Output, as a JSON list of strings with one string per line and blank lines omitted, everything in the records from the line containing "colorbar-tick-label: 0.2 [598, 221, 616, 234]" down to the line containing "panel-3-map [47, 606, 492, 829]", including both of those lines.

# ITEMS
───
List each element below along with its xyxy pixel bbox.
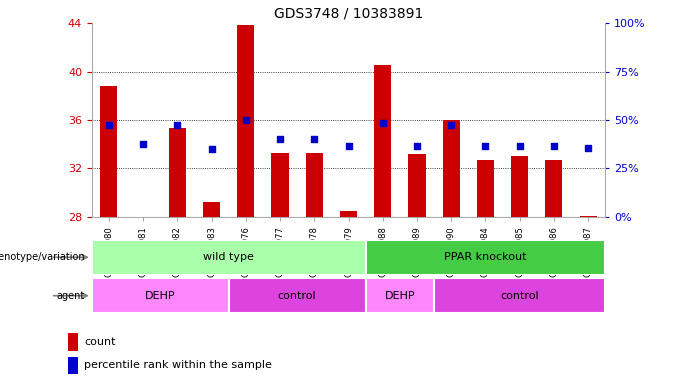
Bar <box>203 202 220 217</box>
Point <box>446 122 457 128</box>
Text: count: count <box>84 337 116 347</box>
Bar <box>68 356 78 374</box>
Point <box>241 117 252 123</box>
Bar <box>237 25 254 217</box>
Bar <box>340 211 357 217</box>
Bar <box>366 240 605 275</box>
Bar <box>443 120 460 217</box>
Text: wild type: wild type <box>203 252 254 262</box>
Point <box>275 136 286 142</box>
Text: genotype/variation: genotype/variation <box>0 252 85 262</box>
Point <box>583 145 594 151</box>
Bar <box>169 129 186 217</box>
Bar <box>434 278 605 313</box>
Bar <box>477 160 494 217</box>
Point <box>514 143 525 149</box>
Text: DEHP: DEHP <box>384 291 415 301</box>
Point <box>309 136 320 142</box>
Text: control: control <box>278 291 316 301</box>
Bar <box>92 278 228 313</box>
Point <box>138 141 149 147</box>
Point <box>343 143 354 149</box>
Bar <box>545 160 562 217</box>
Point <box>411 143 422 149</box>
Point <box>172 122 183 128</box>
Text: agent: agent <box>56 291 85 301</box>
Bar <box>101 86 118 217</box>
Bar <box>511 156 528 217</box>
Text: DEHP: DEHP <box>145 291 175 301</box>
Bar <box>92 240 366 275</box>
Bar <box>228 278 366 313</box>
Point <box>206 146 217 152</box>
Text: control: control <box>500 291 539 301</box>
Bar <box>366 278 434 313</box>
Bar <box>68 333 78 351</box>
Bar <box>579 216 596 217</box>
Text: percentile rank within the sample: percentile rank within the sample <box>84 360 272 370</box>
Title: GDS3748 / 10383891: GDS3748 / 10383891 <box>274 7 423 20</box>
Bar <box>409 154 426 217</box>
Point <box>103 122 114 128</box>
Text: PPAR knockout: PPAR knockout <box>444 252 526 262</box>
Point <box>480 143 491 149</box>
Bar <box>374 65 391 217</box>
Bar <box>306 153 323 217</box>
Point <box>377 120 388 126</box>
Bar <box>271 153 288 217</box>
Point <box>549 143 560 149</box>
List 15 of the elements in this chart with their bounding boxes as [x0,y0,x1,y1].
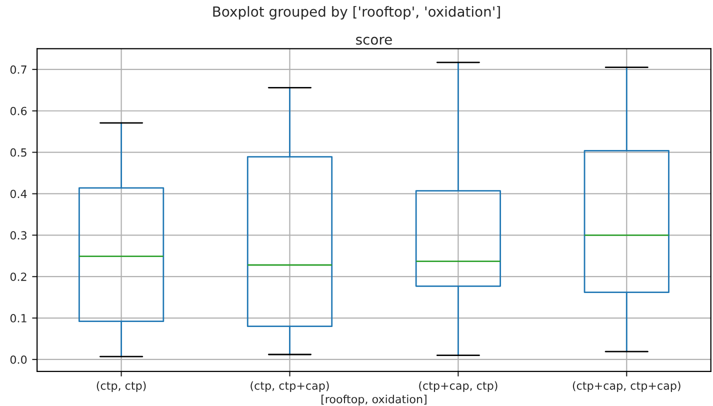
y-tick-label: 0.6 [10,106,27,116]
y-tick-label: 0.2 [10,272,26,281]
x-axis-title: [rooftop, oxidation] [322,394,426,406]
y-tick-label: 0.5 [10,148,26,157]
y-tick-label: 0.1 [10,314,26,322]
chart-subtitle: score [356,36,392,45]
y-tick-label: 0.3 [10,231,26,240]
y-tick-label: 0.4 [10,190,27,198]
y-tick-label: 0.0 [10,355,27,364]
chart-title: Boxplot grouped by ['rooftop', 'oxidation'] [213,6,500,20]
x-tick-label: (ctp+cap, ctp+cap) [572,381,680,392]
x-tick-label: (ctp, ctp) [96,381,146,392]
x-tick-label: (ctp+cap, ctp) [419,381,498,392]
y-tick-label: 0.7 [10,65,26,74]
x-tick-label: (ctp, ctp+cap) [250,381,329,392]
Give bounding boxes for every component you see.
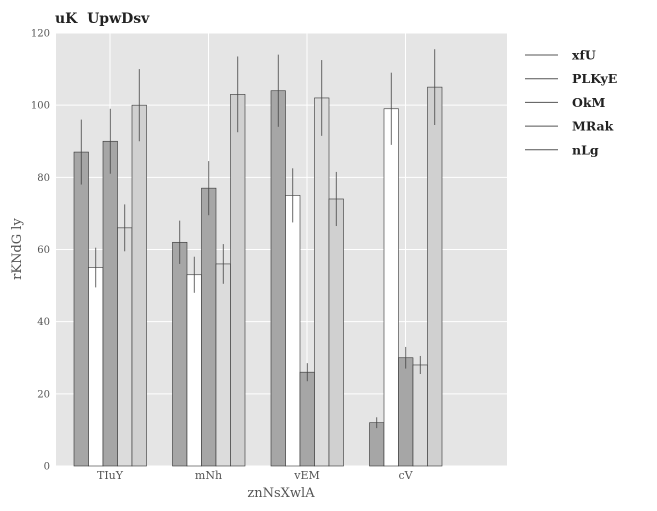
x-tick-label: mNh [195, 469, 222, 482]
bar [230, 94, 246, 467]
legend-item: xfU [525, 48, 596, 63]
bar [270, 90, 286, 467]
bar [88, 267, 104, 467]
legend-label: OkM [572, 95, 606, 110]
bars [73, 86, 443, 467]
legend-label: xfU [572, 48, 596, 63]
bar [328, 198, 344, 467]
bar [299, 371, 315, 467]
bar [131, 104, 147, 467]
x-axis-label: znNsXwlA [247, 486, 315, 501]
y-axis-label: rKNdG ly [10, 218, 25, 280]
legend-item: OkM [525, 95, 606, 110]
legend-item: MRak [525, 119, 614, 134]
bar [172, 241, 188, 467]
x-tick-label: vEM [293, 469, 320, 482]
bar [117, 227, 133, 467]
y-tick-label: 80 [37, 173, 50, 184]
bar [201, 187, 217, 467]
legend: xfU PLKyE OkM MRak nLg [525, 48, 617, 157]
legend-item: PLKyE [525, 71, 617, 86]
legend-label: MRak [572, 119, 614, 134]
y-tick-label: 40 [37, 317, 50, 328]
bar [314, 97, 330, 467]
bar [412, 364, 428, 467]
y-axis-ticks: 0 20 40 60 80 100 120 [31, 29, 50, 473]
chart-title: uK UpwDsv [55, 11, 150, 27]
y-tick-label: 60 [37, 245, 50, 256]
y-tick-label: 120 [31, 29, 50, 40]
y-tick-label: 100 [31, 101, 50, 112]
bar [285, 195, 301, 467]
bar [427, 86, 443, 467]
y-tick-label: 20 [37, 389, 50, 400]
x-tick-label: TIuY [97, 469, 124, 482]
bar [215, 263, 231, 467]
y-tick-label: 0 [44, 462, 50, 473]
bar [102, 140, 118, 467]
bar [186, 274, 202, 467]
legend-label: PLKyE [572, 71, 617, 86]
bar [398, 357, 414, 467]
bar [369, 422, 385, 467]
x-axis-ticks: TIuY mNh vEM cV [97, 469, 414, 482]
bar [383, 108, 399, 467]
legend-label: nLg [572, 142, 599, 157]
error-bars [80, 49, 436, 429]
legend-item: nLg [525, 142, 599, 157]
x-tick-label: cV [398, 469, 413, 482]
bar [73, 151, 89, 467]
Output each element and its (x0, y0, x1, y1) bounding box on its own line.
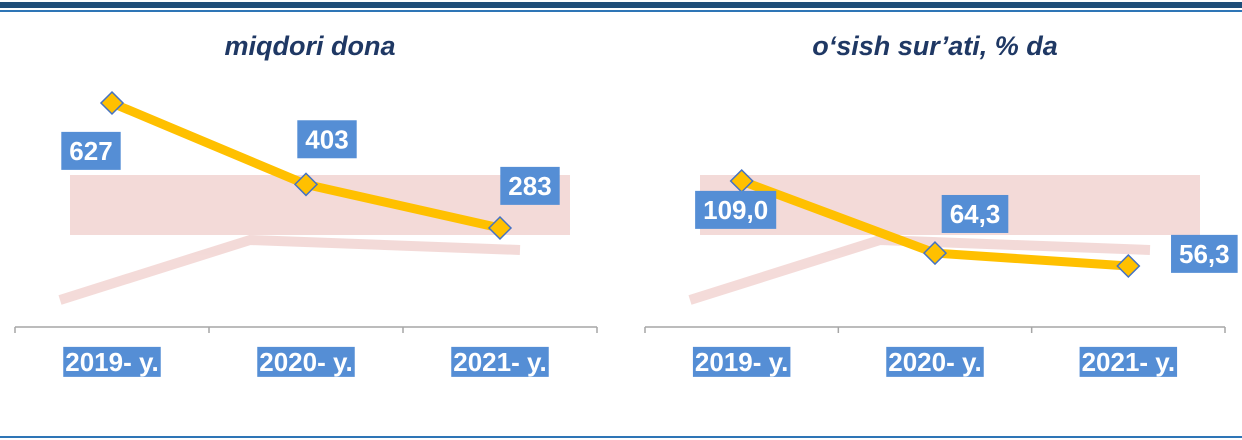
marker (1116, 253, 1141, 279)
data-label-box (1171, 234, 1238, 273)
data-label: 64,3 (950, 199, 1001, 229)
x-tick-label: 2021- y. (1082, 347, 1175, 377)
x-tick-label: 2021- y. (453, 347, 546, 377)
chart-title: miqdori dona (225, 31, 396, 61)
x-tick-label: 2020- y. (888, 347, 981, 377)
x-tick-label: 2019- y. (65, 347, 158, 377)
data-label: 56,3 (1179, 239, 1230, 269)
data-label: 109,0 (703, 195, 768, 225)
data-label-box (297, 120, 357, 159)
x-tick-label: 2019- y. (695, 347, 788, 377)
x-label-box (257, 346, 355, 377)
marker (99, 90, 125, 116)
x-tick-label: 2020- y. (259, 347, 352, 377)
top-border-thin (0, 10, 1242, 12)
data-label-box (695, 190, 777, 229)
x-label-box (886, 346, 984, 377)
data-label: 283 (508, 171, 551, 201)
marker (293, 172, 319, 197)
data-label-box (941, 194, 1009, 233)
marker (487, 215, 513, 241)
x-label-box (1079, 346, 1178, 377)
bottom-border (0, 436, 1242, 438)
data-label: 403 (305, 124, 348, 154)
data-label-box (500, 166, 560, 205)
marker (922, 241, 948, 266)
x-label-box (63, 346, 161, 377)
x-label-box (451, 346, 549, 377)
x-label-box (692, 346, 791, 377)
chart-title: o‘sish sur’ati, % da (812, 31, 1058, 61)
top-border (0, 2, 1242, 8)
data-label-box (61, 131, 121, 170)
data-label: 627 (69, 136, 112, 166)
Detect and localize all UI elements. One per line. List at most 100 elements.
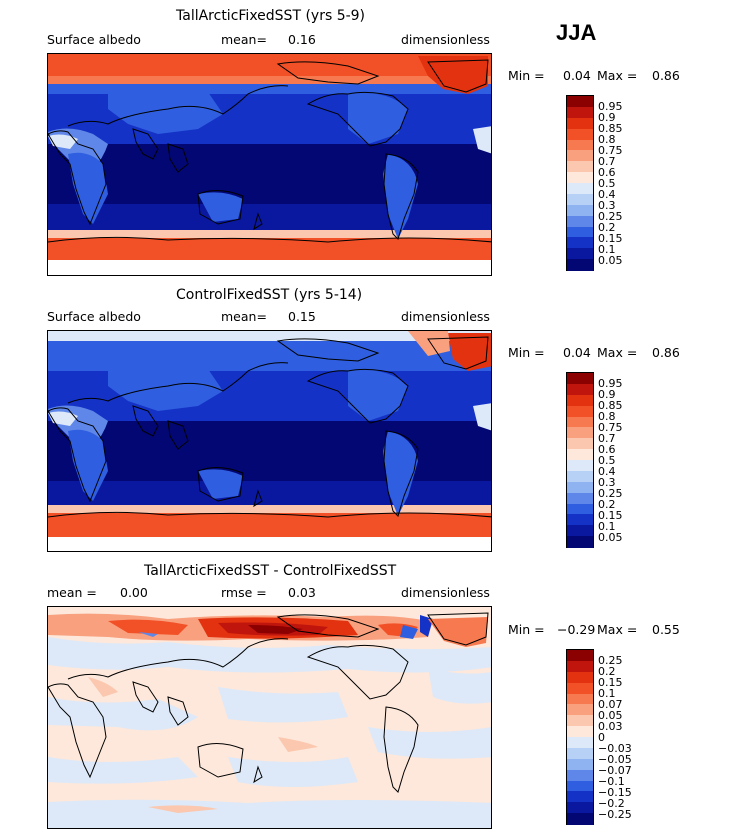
colorbar-tick-label: 0.2 [598, 221, 616, 234]
colorbar-swatch [567, 106, 593, 119]
colorbar-tick-label: 0.4 [598, 188, 616, 201]
colorbar-tick-label: −0.15 [598, 786, 632, 799]
colorbar-tick-label: 0.85 [598, 399, 623, 412]
panel-3-title: TallArcticFixedSST - ControlFixedSST [144, 563, 397, 579]
colorbar-tick-label: 0.1 [598, 687, 616, 700]
colorbar-tick-label: 0.95 [598, 100, 623, 113]
colorbar-swatch [567, 416, 593, 428]
colorbar-tick-label: 0.7 [598, 155, 616, 168]
panel-2-colorbar [566, 372, 594, 548]
colorbar-tick-label: 0.5 [598, 454, 616, 467]
colorbar-tick-label: 0.2 [598, 665, 616, 678]
colorbar-tick-label: 0.07 [598, 698, 623, 711]
panel-2-min-value: 0.04 [563, 345, 591, 360]
colorbar-tick-label: 0.15 [598, 509, 623, 522]
panel-2-units-label: dimensionless [401, 309, 490, 324]
panel-3-map [47, 606, 492, 829]
colorbar-swatch [567, 460, 593, 472]
colorbar-swatch [567, 704, 593, 716]
colorbar-tick-label: 0.05 [598, 709, 623, 722]
colorbar-swatch [567, 470, 593, 483]
colorbar-tick-label: 0.7 [598, 432, 616, 445]
colorbar-tick-label: −0.2 [598, 797, 625, 810]
colorbar-swatch [567, 161, 593, 173]
panel-2-map [47, 330, 492, 552]
colorbar-tick-label: 0.15 [598, 232, 623, 245]
colorbar-swatch [567, 96, 593, 108]
panel-3-min-value: −0.29 [557, 622, 596, 637]
panel-3-mean-label: mean = [47, 585, 97, 600]
panel-1-min-value: 0.04 [563, 68, 591, 83]
colorbar-swatch [567, 492, 593, 504]
panel-3-max-label: Max = [597, 622, 638, 637]
colorbar-tick-label: 0.8 [598, 410, 616, 423]
panel-3-rmse-value: 0.03 [288, 585, 316, 600]
panel-1-min-label: Min = [508, 68, 545, 83]
colorbar-tick-label: 0.85 [598, 122, 623, 135]
colorbar-swatch [567, 671, 593, 684]
colorbar-tick-label: 0.25 [598, 210, 623, 223]
panel-1-variable-label: Surface albedo [47, 32, 141, 47]
colorbar-swatch [567, 780, 593, 792]
panel-1-colorbar [566, 95, 594, 271]
colorbar-tick-label: 0.25 [598, 654, 623, 667]
panel-1-mean-label: mean= [221, 32, 267, 47]
colorbar-swatch [567, 715, 593, 727]
colorbar-swatch [567, 525, 593, 537]
panel-1-max-label: Max = [597, 68, 638, 83]
colorbar-swatch [567, 682, 593, 694]
panel-3-colorbar [566, 649, 594, 825]
colorbar-tick-label: 0.03 [598, 720, 623, 733]
panel-1-map [47, 53, 492, 276]
panel-2-min-label: Min = [508, 345, 545, 360]
colorbar-tick-label: 0.1 [598, 520, 616, 533]
colorbar-swatch [567, 791, 593, 803]
colorbar-swatch [567, 128, 593, 140]
colorbar-tick-label: 0 [598, 731, 605, 744]
colorbar-swatch [567, 427, 593, 439]
colorbar-swatch [567, 536, 593, 548]
panel-3-mean-value: 0.00 [120, 585, 148, 600]
colorbar-swatch [567, 758, 593, 771]
colorbar-swatch [567, 204, 593, 217]
colorbar-tick-label: 0.95 [598, 377, 623, 390]
colorbar-swatch [567, 449, 593, 461]
panel-2-max-value: 0.86 [652, 345, 680, 360]
colorbar-swatch [567, 514, 593, 526]
colorbar-swatch [567, 726, 593, 738]
panel-2-max-label: Max = [597, 345, 638, 360]
panel-3-min-label: Min = [508, 622, 545, 637]
panel-2-title: ControlFixedSST (yrs 5-14) [176, 287, 363, 303]
colorbar-swatch [567, 183, 593, 195]
colorbar-swatch [567, 481, 593, 494]
colorbar-tick-label: 0.3 [598, 476, 616, 489]
panel-2-variable-label: Surface albedo [47, 309, 141, 324]
colorbar-tick-label: −0.03 [598, 742, 632, 755]
colorbar-tick-label: 0.3 [598, 199, 616, 212]
colorbar-swatch [567, 438, 593, 450]
colorbar-swatch [567, 737, 593, 749]
colorbar-swatch [567, 248, 593, 260]
colorbar-tick-label: −0.07 [598, 764, 632, 777]
panel-2-mean-label: mean= [221, 309, 267, 324]
colorbar-tick-label: 0.4 [598, 465, 616, 478]
colorbar-tick-label: 0.5 [598, 177, 616, 190]
colorbar-swatch [567, 226, 593, 238]
colorbar-swatch [567, 139, 593, 151]
colorbar-swatch [567, 769, 593, 781]
panel-1-max-value: 0.86 [652, 68, 680, 83]
colorbar-tick-label: 0.05 [598, 254, 623, 267]
panel-3-max-value: 0.55 [652, 622, 680, 637]
panel-1-title: TallArcticFixedSST (yrs 5-9) [176, 8, 366, 24]
colorbar-swatch [567, 693, 593, 705]
colorbar-tick-label: 0.1 [598, 243, 616, 256]
colorbar-tick-label: 0.2 [598, 498, 616, 511]
colorbar-tick-label: 0.8 [598, 133, 616, 146]
colorbar-swatch [567, 117, 593, 130]
colorbar-swatch [567, 172, 593, 184]
colorbar-swatch [567, 405, 593, 417]
colorbar-tick-label: 0.15 [598, 676, 623, 689]
colorbar-swatch [567, 150, 593, 162]
colorbar-tick-label: 0.9 [598, 111, 616, 124]
colorbar-swatch [567, 394, 593, 407]
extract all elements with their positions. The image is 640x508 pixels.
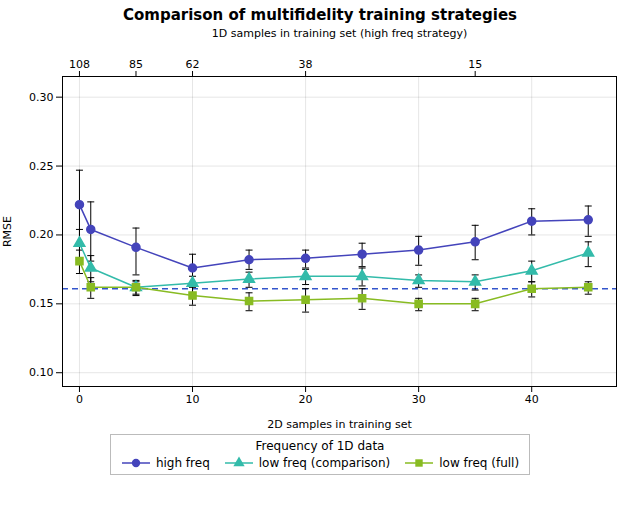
html-text:low freq (full): low freq (full) [439, 456, 520, 470]
html-text:high freq: high freq [155, 456, 210, 470]
html-text:low freq (comparison): low freq (comparison) [258, 456, 391, 470]
html-text:Comparison of multifidelity tr: Comparison of multifidelity training str… [123, 6, 517, 24]
svg-text:20: 20 [299, 393, 313, 406]
svg-text:0: 0 [76, 393, 83, 406]
svg-text:0.25: 0.25 [29, 160, 54, 173]
svg-text:30: 30 [412, 393, 426, 406]
svg-text:15: 15 [468, 58, 482, 71]
svg-text:10: 10 [186, 393, 200, 406]
svg-text:1D samples in training set (hi: 1D samples in training set (high freq st… [212, 27, 467, 40]
svg-text:62: 62 [186, 58, 200, 71]
svg-text:0.10: 0.10 [29, 366, 54, 379]
svg-text:0.30: 0.30 [29, 91, 54, 104]
svg-text:38: 38 [299, 58, 313, 71]
svg-text:108: 108 [69, 58, 90, 71]
svg-text:0.20: 0.20 [29, 228, 54, 241]
svg-text:85: 85 [129, 58, 143, 71]
html-text:Frequency of 1D data: Frequency of 1D data [255, 439, 385, 453]
svg-text:RMSE: RMSE [1, 216, 14, 247]
svg-text:2D samples in training set: 2D samples in training set [267, 418, 412, 431]
svg-text:0.15: 0.15 [29, 297, 54, 310]
svg-text:40: 40 [525, 393, 539, 406]
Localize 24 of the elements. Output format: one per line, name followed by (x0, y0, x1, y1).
───
# ANSWER TO THE EXERCISE
[
  "colorbar-tick-label: 0.2 [598, 221, 616, 234]",
  "colorbar-swatch [567, 106, 593, 119]",
  "colorbar-tick-label: 0.4 [598, 188, 616, 201]",
  "colorbar-tick-label: −0.15 [598, 786, 632, 799]",
  "colorbar-tick-label: 0.85 [598, 399, 623, 412]",
  "panel-3-title: TallArcticFixedSST - ControlFixedSST [144, 563, 397, 579]",
  "colorbar-tick-label: 0.1 [598, 687, 616, 700]",
  "colorbar-tick-label: 0.95 [598, 100, 623, 113]",
  "colorbar-swatch [567, 416, 593, 428]",
  "colorbar-tick-label: 0.7 [598, 155, 616, 168]",
  "panel-2-colorbar [566, 372, 594, 548]",
  "colorbar-tick-label: 0.5 [598, 454, 616, 467]",
  "colorbar-tick-label: 0.2 [598, 665, 616, 678]",
  "colorbar-tick-label: 0.07 [598, 698, 623, 711]",
  "panel-2-min-value: 0.04 [563, 345, 591, 360]",
  "colorbar-tick-label: 0.15 [598, 509, 623, 522]",
  "panel-2-units-label: dimensionless [401, 309, 490, 324]",
  "panel-3-map [47, 606, 492, 829]"
]